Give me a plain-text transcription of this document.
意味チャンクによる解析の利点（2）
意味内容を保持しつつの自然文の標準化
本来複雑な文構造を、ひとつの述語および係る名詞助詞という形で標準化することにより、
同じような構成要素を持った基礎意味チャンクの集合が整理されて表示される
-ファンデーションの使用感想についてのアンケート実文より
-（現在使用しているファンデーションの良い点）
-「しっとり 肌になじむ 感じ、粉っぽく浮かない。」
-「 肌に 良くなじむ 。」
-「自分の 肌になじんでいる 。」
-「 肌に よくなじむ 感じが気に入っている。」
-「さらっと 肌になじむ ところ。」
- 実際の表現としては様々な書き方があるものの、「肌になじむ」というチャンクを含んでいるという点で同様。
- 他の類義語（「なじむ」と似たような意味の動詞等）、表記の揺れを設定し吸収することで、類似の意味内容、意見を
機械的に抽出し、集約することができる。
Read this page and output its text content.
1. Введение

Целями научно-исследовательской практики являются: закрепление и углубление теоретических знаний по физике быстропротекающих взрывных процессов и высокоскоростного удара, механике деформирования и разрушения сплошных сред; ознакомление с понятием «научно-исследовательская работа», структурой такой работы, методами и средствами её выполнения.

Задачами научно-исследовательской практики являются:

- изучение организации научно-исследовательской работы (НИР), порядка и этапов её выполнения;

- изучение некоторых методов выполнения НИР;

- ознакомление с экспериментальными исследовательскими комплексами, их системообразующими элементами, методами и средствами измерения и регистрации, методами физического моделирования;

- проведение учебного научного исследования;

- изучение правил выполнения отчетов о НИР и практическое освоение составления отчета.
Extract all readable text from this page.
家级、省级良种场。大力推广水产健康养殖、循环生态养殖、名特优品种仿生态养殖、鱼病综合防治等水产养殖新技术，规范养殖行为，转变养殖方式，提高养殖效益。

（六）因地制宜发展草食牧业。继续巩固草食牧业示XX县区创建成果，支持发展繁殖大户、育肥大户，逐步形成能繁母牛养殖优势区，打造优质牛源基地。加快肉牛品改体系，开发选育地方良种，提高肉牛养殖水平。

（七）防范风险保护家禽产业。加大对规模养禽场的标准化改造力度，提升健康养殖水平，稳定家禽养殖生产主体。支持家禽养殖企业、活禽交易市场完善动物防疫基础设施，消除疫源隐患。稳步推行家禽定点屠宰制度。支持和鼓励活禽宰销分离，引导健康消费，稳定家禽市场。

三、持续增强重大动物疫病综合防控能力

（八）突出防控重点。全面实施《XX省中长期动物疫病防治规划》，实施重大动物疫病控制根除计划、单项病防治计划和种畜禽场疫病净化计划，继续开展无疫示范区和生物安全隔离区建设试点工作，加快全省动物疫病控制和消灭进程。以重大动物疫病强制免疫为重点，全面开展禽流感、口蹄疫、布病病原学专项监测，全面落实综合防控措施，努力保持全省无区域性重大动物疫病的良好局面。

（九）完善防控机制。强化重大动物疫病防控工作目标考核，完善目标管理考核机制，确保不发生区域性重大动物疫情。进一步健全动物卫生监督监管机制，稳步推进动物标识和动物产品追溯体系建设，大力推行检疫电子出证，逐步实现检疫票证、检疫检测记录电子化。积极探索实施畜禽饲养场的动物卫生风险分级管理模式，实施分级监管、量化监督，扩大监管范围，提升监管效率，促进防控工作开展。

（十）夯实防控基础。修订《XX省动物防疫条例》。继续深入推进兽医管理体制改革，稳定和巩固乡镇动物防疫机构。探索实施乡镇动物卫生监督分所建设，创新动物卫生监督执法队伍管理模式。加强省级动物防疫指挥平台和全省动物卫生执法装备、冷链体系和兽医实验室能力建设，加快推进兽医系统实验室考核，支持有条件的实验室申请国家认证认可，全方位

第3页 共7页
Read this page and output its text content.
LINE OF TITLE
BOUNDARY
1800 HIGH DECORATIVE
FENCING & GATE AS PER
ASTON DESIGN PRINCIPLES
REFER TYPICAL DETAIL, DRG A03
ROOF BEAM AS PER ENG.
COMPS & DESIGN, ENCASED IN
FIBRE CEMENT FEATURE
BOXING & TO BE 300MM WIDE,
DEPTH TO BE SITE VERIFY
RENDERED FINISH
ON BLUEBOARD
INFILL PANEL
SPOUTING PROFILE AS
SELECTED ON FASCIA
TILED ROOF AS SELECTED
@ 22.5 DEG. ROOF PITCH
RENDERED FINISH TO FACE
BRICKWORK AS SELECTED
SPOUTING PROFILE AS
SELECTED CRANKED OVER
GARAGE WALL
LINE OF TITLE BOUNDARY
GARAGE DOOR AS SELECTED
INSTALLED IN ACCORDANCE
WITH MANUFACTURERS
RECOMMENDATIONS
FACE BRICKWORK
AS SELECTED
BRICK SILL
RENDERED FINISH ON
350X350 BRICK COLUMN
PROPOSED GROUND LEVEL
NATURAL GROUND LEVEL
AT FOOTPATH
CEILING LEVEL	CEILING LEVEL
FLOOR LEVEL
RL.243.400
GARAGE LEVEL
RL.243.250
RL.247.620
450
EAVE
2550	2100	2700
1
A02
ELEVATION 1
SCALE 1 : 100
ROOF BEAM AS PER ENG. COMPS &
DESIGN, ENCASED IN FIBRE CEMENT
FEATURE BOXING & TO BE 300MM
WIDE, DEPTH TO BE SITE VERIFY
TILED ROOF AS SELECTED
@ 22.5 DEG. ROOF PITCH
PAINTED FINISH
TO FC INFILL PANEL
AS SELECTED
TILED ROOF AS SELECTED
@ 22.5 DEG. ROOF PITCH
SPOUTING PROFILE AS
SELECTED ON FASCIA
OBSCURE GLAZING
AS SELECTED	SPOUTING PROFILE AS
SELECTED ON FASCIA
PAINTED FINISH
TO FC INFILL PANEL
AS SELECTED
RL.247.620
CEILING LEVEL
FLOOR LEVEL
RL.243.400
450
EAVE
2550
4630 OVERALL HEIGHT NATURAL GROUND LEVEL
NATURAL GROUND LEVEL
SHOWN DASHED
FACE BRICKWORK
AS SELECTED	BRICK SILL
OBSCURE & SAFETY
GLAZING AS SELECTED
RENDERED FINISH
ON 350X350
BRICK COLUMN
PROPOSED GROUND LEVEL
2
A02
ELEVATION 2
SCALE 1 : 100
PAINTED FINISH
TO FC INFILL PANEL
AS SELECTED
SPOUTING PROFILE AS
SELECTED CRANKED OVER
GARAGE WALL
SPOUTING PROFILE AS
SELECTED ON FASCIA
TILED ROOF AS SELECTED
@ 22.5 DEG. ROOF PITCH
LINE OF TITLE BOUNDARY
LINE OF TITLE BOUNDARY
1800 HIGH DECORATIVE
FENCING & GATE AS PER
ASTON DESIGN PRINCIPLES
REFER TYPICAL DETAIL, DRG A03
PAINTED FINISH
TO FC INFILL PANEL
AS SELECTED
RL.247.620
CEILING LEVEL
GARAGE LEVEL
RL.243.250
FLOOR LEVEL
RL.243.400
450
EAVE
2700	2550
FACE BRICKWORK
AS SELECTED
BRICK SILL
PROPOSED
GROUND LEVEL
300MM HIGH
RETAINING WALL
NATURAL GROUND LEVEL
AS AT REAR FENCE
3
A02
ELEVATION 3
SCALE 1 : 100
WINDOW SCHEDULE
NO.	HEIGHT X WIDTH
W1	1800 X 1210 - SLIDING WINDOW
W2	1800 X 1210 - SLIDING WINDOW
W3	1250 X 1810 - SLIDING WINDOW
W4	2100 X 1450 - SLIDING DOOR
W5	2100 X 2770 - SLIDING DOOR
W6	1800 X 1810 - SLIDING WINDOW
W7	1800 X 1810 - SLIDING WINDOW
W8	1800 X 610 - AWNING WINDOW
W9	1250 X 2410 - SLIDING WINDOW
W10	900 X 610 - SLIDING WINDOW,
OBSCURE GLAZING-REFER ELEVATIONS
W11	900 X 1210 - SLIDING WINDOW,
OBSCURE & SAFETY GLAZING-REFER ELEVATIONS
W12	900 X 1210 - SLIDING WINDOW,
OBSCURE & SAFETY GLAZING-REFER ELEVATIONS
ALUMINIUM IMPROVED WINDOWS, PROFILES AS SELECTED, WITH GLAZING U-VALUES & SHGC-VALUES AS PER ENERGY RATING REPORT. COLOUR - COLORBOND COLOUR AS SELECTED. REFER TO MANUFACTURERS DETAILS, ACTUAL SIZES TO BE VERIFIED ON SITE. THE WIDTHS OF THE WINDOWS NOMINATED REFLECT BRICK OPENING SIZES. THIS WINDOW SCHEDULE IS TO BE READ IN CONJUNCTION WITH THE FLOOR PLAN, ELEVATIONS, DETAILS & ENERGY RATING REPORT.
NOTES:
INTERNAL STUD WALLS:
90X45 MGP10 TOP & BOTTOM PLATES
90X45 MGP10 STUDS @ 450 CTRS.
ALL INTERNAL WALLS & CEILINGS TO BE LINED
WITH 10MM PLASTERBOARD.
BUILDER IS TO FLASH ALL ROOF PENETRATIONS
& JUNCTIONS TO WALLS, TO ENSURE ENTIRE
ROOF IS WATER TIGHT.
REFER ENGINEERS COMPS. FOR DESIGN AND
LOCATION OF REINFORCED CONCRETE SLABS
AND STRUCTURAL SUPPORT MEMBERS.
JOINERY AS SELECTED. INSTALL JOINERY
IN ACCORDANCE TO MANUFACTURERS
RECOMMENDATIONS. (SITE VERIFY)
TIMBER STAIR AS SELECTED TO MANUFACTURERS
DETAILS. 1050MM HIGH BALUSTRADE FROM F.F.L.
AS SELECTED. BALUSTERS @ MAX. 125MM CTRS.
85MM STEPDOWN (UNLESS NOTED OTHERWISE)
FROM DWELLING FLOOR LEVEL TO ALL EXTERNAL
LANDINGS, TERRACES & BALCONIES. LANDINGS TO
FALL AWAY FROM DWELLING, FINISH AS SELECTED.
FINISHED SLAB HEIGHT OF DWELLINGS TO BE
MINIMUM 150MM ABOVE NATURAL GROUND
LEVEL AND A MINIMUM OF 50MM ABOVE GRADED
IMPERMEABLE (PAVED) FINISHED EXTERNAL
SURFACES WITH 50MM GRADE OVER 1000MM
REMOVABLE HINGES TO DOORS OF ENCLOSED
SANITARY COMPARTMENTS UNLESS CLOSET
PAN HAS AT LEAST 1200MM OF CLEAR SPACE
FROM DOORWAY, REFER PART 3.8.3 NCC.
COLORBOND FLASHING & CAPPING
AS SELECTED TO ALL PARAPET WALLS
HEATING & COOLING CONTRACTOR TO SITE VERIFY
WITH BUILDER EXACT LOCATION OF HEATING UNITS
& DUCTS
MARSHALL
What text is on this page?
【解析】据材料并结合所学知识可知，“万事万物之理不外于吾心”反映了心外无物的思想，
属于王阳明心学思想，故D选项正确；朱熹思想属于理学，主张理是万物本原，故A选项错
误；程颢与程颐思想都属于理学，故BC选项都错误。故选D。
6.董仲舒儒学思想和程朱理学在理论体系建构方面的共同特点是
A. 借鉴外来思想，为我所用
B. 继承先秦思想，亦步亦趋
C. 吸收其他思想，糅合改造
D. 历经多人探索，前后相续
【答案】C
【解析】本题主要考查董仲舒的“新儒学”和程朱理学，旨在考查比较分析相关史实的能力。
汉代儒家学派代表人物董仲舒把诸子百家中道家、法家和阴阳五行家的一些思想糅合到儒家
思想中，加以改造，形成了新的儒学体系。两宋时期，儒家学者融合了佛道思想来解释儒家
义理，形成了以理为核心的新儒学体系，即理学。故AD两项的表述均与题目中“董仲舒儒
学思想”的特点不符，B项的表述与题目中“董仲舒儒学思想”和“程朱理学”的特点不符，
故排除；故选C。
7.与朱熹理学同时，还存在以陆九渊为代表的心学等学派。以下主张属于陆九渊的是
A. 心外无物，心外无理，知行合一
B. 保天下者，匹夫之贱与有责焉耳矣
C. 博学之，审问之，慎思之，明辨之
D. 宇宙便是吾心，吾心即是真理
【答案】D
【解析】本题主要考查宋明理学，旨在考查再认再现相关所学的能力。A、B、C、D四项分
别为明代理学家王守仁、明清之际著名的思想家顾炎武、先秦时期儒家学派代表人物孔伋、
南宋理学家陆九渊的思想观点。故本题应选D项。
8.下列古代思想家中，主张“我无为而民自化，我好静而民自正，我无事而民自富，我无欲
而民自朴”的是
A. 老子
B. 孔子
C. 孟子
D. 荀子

********************

Short task – Only the lines from the one that contains "What text is on this page?" through the last line should be repeated, each exactly as it stands, with both ends included.

Finished answer –
What text is on this page?
【解析】据材料并结合所学知识可知，“万事万物之理不外于吾心”反映了心外无物的思想，
属于王阳明心学思想，故D选项正确；朱熹思想属于理学，主张理是万物本原，故A选项错
误；程颢与程颐思想都属于理学，故BC选项都错误。故选D。
6.董仲舒儒学思想和程朱理学在理论体系建构方面的共同特点是
A. 借鉴外来思想，为我所用
B. 继承先秦思想，亦步亦趋
C. 吸收其他思想，糅合改造
D. 历经多人探索，前后相续
【答案】C
【解析】本题主要考查董仲舒的“新儒学”和程朱理学，旨在考查比较分析相关史实的能力。
汉代儒家学派代表人物董仲舒把诸子百家中道家、法家和阴阳五行家的一些思想糅合到儒家
思想中，加以改造，形成了新的儒学体系。两宋时期，儒家学者融合了佛道思想来解释儒家
义理，形成了以理为核心的新儒学体系，即理学。故AD两项的表述均与题目中“董仲舒儒
学思想”的特点不符，B项的表述与题目中“董仲舒儒学思想”和“程朱理学”的特点不符，
故排除；故选C。
7.与朱熹理学同时，还存在以陆九渊为代表的心学等学派。以下主张属于陆九渊的是
A. 心外无物，心外无理，知行合一
B. 保天下者，匹夫之贱与有责焉耳矣
C. 博学之，审问之，慎思之，明辨之
D. 宇宙便是吾心，吾心即是真理
【答案】D
【解析】本题主要考查宋明理学，旨在考查再认再现相关所学的能力。A、B、C、D四项分
别为明代理学家王守仁、明清之际著名的思想家顾炎武、先秦时期儒家学派代表人物孔伋、
南宋理学家陆九渊的思想观点。故本题应选D项。
8.下列古代思想家中，主张“我无为而民自化，我好静而民自正，我无事而民自富，我无欲
而民自朴”的是
A. 老子
B. 孔子
C. 孟子
D. 荀子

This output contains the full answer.